What is needed: From the listing, collect all lines containing the word "Ratka".
* START Data for this exercise *
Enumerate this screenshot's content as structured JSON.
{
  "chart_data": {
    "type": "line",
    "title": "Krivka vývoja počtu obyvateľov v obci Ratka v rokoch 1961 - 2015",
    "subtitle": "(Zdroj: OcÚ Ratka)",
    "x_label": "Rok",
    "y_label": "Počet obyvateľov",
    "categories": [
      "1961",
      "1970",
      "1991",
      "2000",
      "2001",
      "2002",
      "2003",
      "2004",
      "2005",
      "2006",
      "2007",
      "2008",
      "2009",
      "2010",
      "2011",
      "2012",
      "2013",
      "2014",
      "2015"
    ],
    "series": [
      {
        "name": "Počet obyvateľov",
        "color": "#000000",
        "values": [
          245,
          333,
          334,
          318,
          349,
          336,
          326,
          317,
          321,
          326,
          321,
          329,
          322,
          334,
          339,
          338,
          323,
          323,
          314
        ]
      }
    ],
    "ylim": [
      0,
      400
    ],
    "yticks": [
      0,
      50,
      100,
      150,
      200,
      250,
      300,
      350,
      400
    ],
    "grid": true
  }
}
* END Data for this exercise *
Worked solution:
    "title": "Krivka vývoja počtu obyvateľov v obci Ratka v rokoch 1961 - 2015",
    "subtitle": "(Zdroj: OcÚ Ratka)",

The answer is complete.